-------- MATERIAL PROVIDED --------

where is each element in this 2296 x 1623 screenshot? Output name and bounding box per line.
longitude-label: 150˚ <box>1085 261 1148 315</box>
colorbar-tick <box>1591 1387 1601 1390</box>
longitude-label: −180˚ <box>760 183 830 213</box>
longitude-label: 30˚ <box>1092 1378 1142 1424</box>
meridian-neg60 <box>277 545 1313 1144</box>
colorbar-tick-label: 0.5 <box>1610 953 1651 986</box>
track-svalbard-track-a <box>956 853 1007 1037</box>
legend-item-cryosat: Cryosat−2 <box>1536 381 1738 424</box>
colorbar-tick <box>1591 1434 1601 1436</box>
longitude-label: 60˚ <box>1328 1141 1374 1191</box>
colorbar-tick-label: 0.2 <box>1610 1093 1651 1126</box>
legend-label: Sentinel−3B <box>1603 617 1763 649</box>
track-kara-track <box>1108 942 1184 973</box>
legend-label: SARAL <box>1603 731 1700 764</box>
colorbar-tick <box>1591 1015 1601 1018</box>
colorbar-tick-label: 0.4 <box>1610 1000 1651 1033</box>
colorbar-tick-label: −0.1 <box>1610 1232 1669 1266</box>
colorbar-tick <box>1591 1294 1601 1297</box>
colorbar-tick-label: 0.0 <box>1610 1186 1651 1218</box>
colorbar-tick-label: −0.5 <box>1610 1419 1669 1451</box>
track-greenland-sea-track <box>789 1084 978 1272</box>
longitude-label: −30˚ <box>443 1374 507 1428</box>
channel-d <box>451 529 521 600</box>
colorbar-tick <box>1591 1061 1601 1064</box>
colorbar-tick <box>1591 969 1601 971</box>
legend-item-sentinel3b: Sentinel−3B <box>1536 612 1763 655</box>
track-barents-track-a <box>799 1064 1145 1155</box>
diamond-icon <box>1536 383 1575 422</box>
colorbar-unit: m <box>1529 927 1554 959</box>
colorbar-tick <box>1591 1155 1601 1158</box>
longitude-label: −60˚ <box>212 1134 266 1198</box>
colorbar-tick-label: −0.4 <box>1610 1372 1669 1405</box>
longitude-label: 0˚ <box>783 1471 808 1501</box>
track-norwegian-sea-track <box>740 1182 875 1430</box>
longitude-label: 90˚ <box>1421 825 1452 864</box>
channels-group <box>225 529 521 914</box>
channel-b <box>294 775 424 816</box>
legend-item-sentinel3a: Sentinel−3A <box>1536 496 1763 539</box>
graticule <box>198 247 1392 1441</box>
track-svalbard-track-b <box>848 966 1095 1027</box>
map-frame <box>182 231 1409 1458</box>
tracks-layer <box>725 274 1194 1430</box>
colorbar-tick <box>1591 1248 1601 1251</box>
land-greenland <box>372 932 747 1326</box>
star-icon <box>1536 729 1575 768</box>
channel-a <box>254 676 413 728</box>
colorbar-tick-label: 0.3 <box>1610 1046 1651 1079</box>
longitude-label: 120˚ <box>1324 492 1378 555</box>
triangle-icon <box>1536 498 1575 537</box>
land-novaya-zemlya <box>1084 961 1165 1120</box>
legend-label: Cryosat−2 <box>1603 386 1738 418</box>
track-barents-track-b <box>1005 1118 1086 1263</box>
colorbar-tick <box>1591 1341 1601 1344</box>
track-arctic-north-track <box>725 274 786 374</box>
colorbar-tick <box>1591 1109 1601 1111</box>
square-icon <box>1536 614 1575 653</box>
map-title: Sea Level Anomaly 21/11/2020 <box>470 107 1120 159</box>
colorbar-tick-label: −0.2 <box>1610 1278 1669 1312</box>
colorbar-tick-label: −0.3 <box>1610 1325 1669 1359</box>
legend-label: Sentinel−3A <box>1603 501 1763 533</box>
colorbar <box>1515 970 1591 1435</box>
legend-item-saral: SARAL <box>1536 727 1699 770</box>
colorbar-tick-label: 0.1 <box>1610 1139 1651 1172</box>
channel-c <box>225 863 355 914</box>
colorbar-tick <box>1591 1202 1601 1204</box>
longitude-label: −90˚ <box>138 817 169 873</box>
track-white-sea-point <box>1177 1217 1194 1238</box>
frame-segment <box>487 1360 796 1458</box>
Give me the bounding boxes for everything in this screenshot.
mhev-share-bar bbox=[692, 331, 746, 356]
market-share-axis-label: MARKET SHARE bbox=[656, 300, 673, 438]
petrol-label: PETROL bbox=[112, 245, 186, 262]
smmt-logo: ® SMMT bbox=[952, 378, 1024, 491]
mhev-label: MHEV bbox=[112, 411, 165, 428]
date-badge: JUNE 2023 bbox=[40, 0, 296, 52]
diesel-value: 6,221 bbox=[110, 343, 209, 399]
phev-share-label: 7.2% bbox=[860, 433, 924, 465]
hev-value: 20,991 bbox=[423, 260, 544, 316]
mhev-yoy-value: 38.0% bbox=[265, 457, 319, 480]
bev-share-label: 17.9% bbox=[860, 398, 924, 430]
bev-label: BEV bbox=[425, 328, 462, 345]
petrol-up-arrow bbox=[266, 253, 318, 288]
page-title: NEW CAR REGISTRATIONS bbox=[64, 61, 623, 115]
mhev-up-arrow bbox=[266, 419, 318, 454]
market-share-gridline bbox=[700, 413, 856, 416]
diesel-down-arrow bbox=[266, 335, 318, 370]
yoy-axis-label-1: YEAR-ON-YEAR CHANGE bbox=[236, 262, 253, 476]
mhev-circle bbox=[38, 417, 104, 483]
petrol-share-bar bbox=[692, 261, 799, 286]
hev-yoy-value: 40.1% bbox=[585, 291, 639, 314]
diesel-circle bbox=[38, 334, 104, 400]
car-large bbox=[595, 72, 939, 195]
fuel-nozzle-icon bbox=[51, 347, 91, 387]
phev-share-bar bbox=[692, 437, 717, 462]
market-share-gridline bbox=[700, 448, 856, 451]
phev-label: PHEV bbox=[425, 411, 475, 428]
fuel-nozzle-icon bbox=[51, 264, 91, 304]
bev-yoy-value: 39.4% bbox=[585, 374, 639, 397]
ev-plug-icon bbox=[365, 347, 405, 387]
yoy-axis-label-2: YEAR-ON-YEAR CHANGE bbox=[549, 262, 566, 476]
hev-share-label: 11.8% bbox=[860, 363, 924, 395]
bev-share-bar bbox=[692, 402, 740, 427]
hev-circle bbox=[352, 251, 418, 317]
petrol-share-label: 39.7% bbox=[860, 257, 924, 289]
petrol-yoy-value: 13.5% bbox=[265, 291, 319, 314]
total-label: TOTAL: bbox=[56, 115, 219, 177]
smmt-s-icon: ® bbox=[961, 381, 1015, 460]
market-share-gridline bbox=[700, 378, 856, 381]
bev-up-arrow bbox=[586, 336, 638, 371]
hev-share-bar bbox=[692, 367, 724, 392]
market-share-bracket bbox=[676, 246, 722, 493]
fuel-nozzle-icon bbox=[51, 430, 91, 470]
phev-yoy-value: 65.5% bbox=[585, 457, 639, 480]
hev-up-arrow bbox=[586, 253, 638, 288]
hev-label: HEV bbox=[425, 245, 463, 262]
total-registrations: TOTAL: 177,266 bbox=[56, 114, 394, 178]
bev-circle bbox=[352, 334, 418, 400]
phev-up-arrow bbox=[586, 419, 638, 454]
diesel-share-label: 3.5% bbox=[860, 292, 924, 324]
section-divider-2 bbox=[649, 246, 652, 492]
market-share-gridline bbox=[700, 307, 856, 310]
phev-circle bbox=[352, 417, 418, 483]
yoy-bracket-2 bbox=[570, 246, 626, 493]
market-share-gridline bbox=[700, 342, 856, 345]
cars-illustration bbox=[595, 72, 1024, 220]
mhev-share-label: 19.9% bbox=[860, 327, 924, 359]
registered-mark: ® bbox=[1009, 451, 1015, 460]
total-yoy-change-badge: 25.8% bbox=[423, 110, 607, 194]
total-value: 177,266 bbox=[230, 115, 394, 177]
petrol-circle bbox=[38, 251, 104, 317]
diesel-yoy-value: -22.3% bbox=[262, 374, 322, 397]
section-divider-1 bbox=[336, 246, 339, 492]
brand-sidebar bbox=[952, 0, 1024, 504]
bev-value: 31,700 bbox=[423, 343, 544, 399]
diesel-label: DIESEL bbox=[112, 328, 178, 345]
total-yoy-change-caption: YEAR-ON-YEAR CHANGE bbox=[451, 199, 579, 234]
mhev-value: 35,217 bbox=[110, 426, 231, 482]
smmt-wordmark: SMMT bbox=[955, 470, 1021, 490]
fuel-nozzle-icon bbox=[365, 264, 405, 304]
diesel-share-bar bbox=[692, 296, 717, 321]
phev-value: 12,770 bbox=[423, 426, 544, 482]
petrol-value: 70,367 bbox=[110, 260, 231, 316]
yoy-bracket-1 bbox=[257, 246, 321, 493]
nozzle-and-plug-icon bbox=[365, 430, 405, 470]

--------

◆ EXERCISE BRIEF:
Copy the entries from the first line through the line with "meridian-neg60 <box>277 545 1313 1144</box>", substituting "meridian-label" for every "longitude-label" and changing nothing else.

◆ EXERCISE SOLUTION:
where is each element in this 2296 x 1623 screenshot? Output name and bounding box per line.
meridian-label: 150˚ <box>1085 261 1148 315</box>
colorbar-tick <box>1591 1387 1601 1390</box>
meridian-label: −180˚ <box>760 183 830 213</box>
meridian-label: 30˚ <box>1092 1378 1142 1424</box>
meridian-neg60 <box>277 545 1313 1144</box>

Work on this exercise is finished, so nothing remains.